[Dataset records]
____
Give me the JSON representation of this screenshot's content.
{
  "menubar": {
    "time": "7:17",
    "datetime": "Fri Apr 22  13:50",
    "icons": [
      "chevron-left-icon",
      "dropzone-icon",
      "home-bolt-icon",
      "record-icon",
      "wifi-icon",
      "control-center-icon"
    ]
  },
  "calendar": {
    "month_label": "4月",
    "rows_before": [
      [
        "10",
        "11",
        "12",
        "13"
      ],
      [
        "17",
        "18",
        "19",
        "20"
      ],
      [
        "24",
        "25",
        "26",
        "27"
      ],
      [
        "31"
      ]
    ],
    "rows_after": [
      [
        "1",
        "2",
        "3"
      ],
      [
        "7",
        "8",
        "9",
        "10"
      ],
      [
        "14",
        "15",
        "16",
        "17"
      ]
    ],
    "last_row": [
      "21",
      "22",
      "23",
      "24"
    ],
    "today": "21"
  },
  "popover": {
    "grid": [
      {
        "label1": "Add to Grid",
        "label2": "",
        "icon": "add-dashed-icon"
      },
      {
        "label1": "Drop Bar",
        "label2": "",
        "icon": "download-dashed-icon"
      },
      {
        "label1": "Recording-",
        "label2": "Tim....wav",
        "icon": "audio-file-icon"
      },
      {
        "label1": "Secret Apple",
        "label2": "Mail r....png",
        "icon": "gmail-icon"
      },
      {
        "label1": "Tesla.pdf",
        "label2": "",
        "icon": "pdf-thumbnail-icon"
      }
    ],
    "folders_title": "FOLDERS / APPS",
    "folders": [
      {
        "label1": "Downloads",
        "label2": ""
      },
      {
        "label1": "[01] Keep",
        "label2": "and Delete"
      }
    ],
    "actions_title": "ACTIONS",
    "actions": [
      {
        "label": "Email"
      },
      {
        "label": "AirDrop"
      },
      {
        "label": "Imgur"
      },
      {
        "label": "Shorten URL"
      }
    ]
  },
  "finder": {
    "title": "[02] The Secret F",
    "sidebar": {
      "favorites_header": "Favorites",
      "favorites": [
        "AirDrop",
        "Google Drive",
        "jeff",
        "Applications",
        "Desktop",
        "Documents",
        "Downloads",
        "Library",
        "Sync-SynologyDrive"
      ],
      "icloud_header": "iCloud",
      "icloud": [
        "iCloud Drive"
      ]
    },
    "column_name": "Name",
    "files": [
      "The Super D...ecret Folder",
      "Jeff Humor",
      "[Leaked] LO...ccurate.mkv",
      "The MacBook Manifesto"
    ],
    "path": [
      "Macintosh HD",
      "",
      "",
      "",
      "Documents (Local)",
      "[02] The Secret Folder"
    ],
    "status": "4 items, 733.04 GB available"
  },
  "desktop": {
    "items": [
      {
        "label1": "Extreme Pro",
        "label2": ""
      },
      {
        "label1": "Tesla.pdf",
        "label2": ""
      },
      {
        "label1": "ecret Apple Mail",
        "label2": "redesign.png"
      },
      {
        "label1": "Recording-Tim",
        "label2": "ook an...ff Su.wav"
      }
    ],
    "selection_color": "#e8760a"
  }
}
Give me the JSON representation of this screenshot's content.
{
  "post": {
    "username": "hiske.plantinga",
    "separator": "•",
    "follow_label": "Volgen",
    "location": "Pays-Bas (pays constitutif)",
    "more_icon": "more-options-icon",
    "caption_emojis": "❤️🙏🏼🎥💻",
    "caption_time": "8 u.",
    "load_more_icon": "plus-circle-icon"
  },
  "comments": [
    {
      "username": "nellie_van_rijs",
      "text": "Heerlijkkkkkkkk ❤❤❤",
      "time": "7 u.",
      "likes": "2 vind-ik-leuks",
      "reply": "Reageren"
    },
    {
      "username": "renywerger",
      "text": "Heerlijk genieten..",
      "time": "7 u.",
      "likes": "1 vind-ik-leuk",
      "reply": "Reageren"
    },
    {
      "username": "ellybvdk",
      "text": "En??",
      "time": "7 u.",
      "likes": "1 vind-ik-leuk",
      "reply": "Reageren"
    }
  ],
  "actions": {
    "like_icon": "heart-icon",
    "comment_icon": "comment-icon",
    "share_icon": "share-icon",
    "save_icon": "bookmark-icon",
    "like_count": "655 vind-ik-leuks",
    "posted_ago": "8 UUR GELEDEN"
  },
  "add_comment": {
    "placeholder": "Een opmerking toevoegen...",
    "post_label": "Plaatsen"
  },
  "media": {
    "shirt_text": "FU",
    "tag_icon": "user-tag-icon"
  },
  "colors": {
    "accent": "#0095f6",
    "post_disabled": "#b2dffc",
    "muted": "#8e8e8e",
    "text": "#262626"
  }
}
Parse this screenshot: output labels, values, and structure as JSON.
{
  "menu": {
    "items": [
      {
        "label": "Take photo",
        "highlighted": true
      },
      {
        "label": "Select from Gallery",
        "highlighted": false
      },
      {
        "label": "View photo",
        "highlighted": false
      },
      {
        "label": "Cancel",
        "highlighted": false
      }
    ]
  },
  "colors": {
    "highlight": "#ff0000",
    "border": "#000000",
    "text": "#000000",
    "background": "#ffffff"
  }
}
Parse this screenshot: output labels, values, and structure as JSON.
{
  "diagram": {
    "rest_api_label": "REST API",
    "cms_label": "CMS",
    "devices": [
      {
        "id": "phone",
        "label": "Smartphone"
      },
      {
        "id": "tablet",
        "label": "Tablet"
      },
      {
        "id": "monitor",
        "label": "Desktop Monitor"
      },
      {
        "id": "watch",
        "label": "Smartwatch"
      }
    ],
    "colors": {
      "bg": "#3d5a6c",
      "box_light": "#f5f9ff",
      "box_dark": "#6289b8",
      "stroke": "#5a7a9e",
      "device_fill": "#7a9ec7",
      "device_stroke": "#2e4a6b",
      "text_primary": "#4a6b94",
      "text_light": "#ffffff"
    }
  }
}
____
_Task to complete:_ Recopy the entries above in their entirety, exactly.

_Exercise output:_
Give me the JSON representation of this screenshot's content.
{
  "menubar": {
    "time": "7:17",
    "datetime": "Fri Apr 22  13:50",
    "icons": [
      "chevron-left-icon",
      "dropzone-icon",
      "home-bolt-icon",
      "record-icon",
      "wifi-icon",
      "control-center-icon"
    ]
  },
  "calendar": {
    "month_label": "4月",
    "rows_before": [
      [
        "10",
        "11",
        "12",
        "13"
      ],
      [
        "17",
        "18",
        "19",
        "20"
      ],
      [
        "24",
        "25",
        "26",
        "27"
      ],
      [
        "31"
      ]
    ],
    "rows_after": [
      [
        "1",
        "2",
        "3"
      ],
      [
        "7",
        "8",
        "9",
        "10"
      ],
      [
        "14",
        "15",
        "16",
        "17"
      ]
    ],
    "last_row": [
      "21",
      "22",
      "23",
      "24"
    ],
    "today": "21"
  },
  "popover": {
    "grid": [
      {
        "label1": "Add to Grid",
        "label2": "",
        "icon": "add-dashed-icon"
      },
      {
        "label1": "Drop Bar",
        "label2": "",
        "icon": "download-dashed-icon"
      },
      {
        "label1": "Recording-",
        "label2": "Tim....wav",
        "icon": "audio-file-icon"
      },
      {
        "label1": "Secret Apple",
        "label2": "Mail r....png",
        "icon": "gmail-icon"
      },
      {
        "label1": "Tesla.pdf",
        "label2": "",
        "icon": "pdf-thumbnail-icon"
      }
    ],
    "folders_title": "FOLDERS / APPS",
    "folders": [
      {
        "label1": "Downloads",
        "label2": ""
      },
      {
        "label1": "[01] Keep",
        "label2": "and Delete"
      }
    ],
    "actions_title": "ACTIONS",
    "actions": [
      {
        "label": "Email"
      },
      {
        "label": "AirDrop"
      },
      {
        "label": "Imgur"
      },
      {
        "label": "Shorten URL"
      }
    ]
  },
  "finder": {
    "title": "[02] The Secret F",
    "sidebar": {
      "favorites_header": "Favorites",
      "favorites": [
        "AirDrop",
        "Google Drive",
        "jeff",
        "Applications",
        "Desktop",
        "Documents",
        "Downloads",
        "Library",
        "Sync-SynologyDrive"
      ],
      "icloud_header": "iCloud",
      "icloud": [
        "iCloud Drive"
      ]
    },
    "column_name": "Name",
    "files": [
      "The Super D...ecret Folder",
      "Jeff Humor",
      "[Leaked] LO...ccurate.mkv",
      "The MacBook Manifesto"
    ],
    "path": [
      "Macintosh HD",
      "",
      "",
      "",
      "Documents (Local)",
      "[02] The Secret Folder"
    ],
    "status": "4 items, 733.04 GB available"
  },
  "desktop": {
    "items": [
      {
        "label1": "Extreme Pro",
        "label2": ""
      },
      {
        "label1": "Tesla.pdf",
        "label2": ""
      },
      {
        "label1": "ecret Apple Mail",
        "label2": "redesign.png"
      },
      {
        "label1": "Recording-Tim",
        "label2": "ook an...ff Su.wav"
      }
    ],
    "selection_color": "#e8760a"
  }
}
Give me the JSON representation of this screenshot's content.
{
  "post": {
    "username": "hiske.plantinga",
    "separator": "•",
    "follow_label": "Volgen",
    "location": "Pays-Bas (pays constitutif)",
    "more_icon": "more-options-icon",
    "caption_emojis": "❤️🙏🏼🎥💻",
    "caption_time": "8 u.",
    "load_more_icon": "plus-circle-icon"
  },
  "comments": [
    {
      "username": "nellie_van_rijs",
      "text": "Heerlijkkkkkkkk ❤❤❤",
      "time": "7 u.",
      "likes": "2 vind-ik-leuks",
      "reply": "Reageren"
    },
    {
      "username": "renywerger",
      "text": "Heerlijk genieten..",
      "time": "7 u.",
      "likes": "1 vind-ik-leuk",
      "reply": "Reageren"
    },
    {
      "username": "ellybvdk",
      "text": "En??",
      "time": "7 u.",
      "likes": "1 vind-ik-leuk",
      "reply": "Reageren"
    }
  ],
  "actions": {
    "like_icon": "heart-icon",
    "comment_icon": "comment-icon",
    "share_icon": "share-icon",
    "save_icon": "bookmark-icon",
    "like_count": "655 vind-ik-leuks",
    "posted_ago": "8 UUR GELEDEN"
  },
  "add_comment": {
    "placeholder": "Een opmerking toevoegen...",
    "post_label": "Plaatsen"
  },
  "media": {
    "shirt_text": "FU",
    "tag_icon": "user-tag-icon"
  },
  "colors": {
    "accent": "#0095f6",
    "post_disabled": "#b2dffc",
    "muted": "#8e8e8e",
    "text": "#262626"
  }
}
Parse this screenshot: output labels, values, and structure as JSON.
{
  "menu": {
    "items": [
      {
        "label": "Take photo",
        "highlighted": true
      },
      {
        "label": "Select from Gallery",
        "highlighted": false
      },
      {
        "label": "View photo",
        "highlighted": false
      },
      {
        "label": "Cancel",
        "highlighted": false
      }
    ]
  },
  "colors": {
    "highlight": "#ff0000",
    "border": "#000000",
    "text": "#000000",
    "background": "#ffffff"
  }
}
Parse this screenshot: output labels, values, and structure as JSON.
{
  "diagram": {
    "rest_api_label": "REST API",
    "cms_label": "CMS",
    "devices": [
      {
        "id": "phone",
        "label": "Smartphone"
      },
      {
        "id": "tablet",
        "label": "Tablet"
      },
      {
        "id": "monitor",
        "label": "Desktop Monitor"
      },
      {
        "id": "watch",
        "label": "Smartwatch"
      }
    ],
    "colors": {
      "bg": "#3d5a6c",
      "box_light": "#f5f9ff",
      "box_dark": "#6289b8",
      "stroke": "#5a7a9e",
      "device_fill": "#7a9ec7",
      "device_stroke": "#2e4a6b",
      "text_primary": "#4a6b94",
      "text_light": "#ffffff"
    }
  }
}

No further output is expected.